(Work to do):
Which lines below hold the word "Feuchte"? Report each one.

** START Records **

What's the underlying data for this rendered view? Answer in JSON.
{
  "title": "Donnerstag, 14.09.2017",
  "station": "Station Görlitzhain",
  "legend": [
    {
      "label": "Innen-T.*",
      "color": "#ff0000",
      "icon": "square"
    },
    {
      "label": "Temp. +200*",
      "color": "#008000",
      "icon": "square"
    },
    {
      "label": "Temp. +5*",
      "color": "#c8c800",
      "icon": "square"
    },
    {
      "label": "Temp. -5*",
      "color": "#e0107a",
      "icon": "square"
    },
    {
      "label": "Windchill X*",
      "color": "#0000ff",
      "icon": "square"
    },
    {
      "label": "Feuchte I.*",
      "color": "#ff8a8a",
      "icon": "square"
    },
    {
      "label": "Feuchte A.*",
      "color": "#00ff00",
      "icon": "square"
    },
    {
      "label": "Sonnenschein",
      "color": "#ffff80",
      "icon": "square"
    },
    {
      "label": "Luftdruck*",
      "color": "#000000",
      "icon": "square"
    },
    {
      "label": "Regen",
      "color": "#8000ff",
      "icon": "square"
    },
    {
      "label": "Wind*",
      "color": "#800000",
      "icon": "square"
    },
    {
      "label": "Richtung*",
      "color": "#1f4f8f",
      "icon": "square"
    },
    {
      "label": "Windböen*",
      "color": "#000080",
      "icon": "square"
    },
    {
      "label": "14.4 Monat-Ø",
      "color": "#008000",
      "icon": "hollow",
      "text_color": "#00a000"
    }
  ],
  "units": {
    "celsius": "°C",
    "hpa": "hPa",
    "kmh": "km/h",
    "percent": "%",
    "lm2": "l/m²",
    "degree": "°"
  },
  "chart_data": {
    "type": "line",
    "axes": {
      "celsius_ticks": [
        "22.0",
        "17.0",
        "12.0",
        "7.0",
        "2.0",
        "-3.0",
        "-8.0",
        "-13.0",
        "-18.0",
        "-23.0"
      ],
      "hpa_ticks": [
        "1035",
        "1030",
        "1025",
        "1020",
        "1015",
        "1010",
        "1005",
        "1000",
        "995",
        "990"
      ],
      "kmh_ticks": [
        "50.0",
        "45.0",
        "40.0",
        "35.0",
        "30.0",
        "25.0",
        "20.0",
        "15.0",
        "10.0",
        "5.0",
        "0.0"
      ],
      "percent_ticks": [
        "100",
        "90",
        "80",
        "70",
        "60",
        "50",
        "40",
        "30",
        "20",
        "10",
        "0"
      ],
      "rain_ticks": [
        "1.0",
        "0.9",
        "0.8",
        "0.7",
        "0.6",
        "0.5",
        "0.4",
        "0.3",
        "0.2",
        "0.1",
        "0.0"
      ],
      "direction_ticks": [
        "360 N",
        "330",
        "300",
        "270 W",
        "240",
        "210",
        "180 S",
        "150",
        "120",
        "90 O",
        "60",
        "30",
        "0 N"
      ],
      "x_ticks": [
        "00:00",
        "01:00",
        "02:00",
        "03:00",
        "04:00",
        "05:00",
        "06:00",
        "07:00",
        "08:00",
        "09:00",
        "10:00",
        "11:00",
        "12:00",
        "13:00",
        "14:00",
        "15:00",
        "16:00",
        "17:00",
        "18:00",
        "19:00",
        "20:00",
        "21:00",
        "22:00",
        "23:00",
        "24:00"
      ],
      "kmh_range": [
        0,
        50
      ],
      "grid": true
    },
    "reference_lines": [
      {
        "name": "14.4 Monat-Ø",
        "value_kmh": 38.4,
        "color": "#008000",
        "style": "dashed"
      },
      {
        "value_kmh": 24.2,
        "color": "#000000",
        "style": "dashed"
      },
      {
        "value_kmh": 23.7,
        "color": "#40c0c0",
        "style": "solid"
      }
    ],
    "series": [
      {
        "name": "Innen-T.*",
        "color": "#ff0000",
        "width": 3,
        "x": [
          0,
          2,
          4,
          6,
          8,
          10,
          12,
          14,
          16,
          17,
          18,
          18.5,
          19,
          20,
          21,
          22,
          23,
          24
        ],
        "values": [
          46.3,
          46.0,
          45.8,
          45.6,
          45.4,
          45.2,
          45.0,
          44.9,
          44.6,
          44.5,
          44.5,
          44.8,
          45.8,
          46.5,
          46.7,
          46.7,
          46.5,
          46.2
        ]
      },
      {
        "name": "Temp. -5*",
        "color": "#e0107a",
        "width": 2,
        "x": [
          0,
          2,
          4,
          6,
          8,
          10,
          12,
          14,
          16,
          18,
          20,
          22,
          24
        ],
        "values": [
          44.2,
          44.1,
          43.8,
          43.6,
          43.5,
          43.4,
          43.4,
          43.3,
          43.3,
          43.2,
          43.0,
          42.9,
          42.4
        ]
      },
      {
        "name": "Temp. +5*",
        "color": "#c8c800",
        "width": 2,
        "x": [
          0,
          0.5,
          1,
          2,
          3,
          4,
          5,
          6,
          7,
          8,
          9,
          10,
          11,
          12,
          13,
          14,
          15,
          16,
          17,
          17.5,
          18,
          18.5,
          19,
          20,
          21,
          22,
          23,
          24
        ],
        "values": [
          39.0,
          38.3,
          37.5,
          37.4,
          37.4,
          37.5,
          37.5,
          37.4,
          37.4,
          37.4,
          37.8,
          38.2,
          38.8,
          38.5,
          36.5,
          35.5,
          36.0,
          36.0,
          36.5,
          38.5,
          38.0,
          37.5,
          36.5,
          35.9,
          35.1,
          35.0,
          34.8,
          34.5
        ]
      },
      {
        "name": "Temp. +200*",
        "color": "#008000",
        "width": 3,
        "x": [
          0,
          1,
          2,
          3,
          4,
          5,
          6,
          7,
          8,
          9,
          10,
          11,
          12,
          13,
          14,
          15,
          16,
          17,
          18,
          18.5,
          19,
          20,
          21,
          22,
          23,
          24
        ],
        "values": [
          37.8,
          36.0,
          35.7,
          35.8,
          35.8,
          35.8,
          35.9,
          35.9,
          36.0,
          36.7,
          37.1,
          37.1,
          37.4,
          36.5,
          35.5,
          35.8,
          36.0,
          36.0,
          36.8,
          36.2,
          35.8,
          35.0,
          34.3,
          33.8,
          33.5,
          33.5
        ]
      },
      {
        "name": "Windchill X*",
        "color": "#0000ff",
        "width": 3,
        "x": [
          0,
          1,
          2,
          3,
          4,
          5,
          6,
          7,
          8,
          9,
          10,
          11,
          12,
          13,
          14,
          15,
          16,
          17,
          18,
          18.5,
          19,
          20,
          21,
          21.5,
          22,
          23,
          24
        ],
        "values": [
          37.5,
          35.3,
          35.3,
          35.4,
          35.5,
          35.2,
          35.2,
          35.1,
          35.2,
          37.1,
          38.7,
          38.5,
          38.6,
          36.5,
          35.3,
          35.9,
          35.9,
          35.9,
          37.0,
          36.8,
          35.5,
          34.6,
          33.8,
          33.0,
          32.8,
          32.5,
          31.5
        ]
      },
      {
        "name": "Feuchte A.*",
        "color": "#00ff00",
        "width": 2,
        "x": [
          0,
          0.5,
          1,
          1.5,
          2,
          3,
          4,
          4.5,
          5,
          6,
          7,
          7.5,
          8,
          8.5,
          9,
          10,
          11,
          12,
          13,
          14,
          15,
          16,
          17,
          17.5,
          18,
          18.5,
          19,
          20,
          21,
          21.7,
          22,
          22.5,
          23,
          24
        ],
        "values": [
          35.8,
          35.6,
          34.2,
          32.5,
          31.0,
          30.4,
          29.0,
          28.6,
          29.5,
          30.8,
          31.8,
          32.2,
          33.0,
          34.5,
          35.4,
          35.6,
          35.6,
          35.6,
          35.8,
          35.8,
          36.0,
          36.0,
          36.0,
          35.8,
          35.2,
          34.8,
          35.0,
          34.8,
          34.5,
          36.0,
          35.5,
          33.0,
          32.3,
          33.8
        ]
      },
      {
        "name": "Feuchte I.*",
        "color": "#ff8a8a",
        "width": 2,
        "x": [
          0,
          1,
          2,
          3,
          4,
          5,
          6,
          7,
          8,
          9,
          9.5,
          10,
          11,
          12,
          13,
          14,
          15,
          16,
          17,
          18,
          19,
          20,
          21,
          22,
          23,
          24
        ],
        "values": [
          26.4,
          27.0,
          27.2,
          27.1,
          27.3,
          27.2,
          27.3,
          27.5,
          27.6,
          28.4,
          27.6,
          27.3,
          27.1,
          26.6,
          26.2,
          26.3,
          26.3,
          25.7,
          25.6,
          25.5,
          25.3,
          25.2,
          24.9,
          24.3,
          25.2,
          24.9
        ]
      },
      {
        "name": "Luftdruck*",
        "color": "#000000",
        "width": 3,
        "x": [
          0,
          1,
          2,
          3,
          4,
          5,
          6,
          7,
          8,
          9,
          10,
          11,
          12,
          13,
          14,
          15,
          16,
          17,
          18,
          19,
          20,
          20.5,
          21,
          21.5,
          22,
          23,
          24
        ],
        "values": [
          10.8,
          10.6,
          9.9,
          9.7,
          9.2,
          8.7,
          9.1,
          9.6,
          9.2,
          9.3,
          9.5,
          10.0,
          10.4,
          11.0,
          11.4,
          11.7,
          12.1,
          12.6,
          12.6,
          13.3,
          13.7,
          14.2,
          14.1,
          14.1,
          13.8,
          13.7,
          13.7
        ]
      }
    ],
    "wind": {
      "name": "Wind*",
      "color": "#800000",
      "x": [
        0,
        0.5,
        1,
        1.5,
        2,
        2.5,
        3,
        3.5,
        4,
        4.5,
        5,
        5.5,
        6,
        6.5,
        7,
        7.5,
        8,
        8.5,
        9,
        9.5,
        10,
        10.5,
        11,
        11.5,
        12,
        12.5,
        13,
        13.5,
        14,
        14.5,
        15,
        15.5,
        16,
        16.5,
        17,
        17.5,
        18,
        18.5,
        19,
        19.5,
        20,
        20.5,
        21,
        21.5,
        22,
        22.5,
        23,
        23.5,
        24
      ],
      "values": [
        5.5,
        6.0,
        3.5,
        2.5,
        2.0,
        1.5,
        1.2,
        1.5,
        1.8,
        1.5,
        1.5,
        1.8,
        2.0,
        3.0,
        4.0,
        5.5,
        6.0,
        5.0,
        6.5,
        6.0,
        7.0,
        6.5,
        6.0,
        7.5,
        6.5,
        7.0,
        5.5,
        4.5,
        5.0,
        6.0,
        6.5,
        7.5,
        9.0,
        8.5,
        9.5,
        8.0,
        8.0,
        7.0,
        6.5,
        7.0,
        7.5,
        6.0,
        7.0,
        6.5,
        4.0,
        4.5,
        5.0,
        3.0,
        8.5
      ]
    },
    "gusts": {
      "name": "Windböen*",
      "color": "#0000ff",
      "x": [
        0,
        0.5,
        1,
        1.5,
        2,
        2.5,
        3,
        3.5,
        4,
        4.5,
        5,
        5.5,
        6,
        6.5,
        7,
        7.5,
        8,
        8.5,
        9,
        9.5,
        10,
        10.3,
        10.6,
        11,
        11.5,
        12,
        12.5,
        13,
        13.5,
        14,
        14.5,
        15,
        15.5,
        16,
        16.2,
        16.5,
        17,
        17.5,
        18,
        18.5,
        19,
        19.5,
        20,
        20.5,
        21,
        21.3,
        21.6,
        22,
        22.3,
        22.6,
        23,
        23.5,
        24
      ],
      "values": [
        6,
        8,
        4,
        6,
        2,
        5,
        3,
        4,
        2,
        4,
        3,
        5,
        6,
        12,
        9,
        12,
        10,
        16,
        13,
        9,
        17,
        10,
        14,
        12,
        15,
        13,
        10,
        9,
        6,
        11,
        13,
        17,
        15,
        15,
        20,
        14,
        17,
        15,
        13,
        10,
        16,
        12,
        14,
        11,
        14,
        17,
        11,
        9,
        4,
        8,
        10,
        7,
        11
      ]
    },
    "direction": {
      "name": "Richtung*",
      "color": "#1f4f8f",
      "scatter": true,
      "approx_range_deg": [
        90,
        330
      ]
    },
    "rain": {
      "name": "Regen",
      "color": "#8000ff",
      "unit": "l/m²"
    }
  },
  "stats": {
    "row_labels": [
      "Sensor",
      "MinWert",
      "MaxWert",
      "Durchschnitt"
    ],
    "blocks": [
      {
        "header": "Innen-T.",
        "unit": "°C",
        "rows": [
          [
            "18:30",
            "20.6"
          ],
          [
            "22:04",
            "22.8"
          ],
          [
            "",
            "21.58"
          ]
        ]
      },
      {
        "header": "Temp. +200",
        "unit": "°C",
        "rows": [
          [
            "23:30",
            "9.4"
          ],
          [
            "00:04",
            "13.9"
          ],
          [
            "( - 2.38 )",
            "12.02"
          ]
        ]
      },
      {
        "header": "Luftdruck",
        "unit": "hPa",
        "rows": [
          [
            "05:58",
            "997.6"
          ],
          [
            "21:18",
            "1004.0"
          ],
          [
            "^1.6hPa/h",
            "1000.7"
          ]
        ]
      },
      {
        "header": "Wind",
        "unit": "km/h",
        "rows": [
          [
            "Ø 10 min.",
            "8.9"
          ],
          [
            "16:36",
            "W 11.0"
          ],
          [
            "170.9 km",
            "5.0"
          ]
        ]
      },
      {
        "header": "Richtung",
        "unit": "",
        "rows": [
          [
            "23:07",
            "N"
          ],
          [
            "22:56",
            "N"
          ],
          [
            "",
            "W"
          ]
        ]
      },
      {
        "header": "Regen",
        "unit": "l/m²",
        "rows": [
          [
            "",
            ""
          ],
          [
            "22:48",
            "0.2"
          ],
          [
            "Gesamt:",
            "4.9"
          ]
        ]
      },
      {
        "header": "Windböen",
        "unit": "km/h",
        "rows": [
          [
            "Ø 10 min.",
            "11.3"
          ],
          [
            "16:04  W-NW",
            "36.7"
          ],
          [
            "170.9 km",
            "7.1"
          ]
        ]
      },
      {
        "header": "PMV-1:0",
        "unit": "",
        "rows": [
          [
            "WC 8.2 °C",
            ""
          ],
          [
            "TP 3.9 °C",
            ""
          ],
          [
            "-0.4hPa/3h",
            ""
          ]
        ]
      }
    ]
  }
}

** END Records **

(Completed task):
      "label": "Feuchte I.*",
      "label": "Feuchte A.*",
        "name": "Feuchte A.*",
        "name": "Feuchte I.*",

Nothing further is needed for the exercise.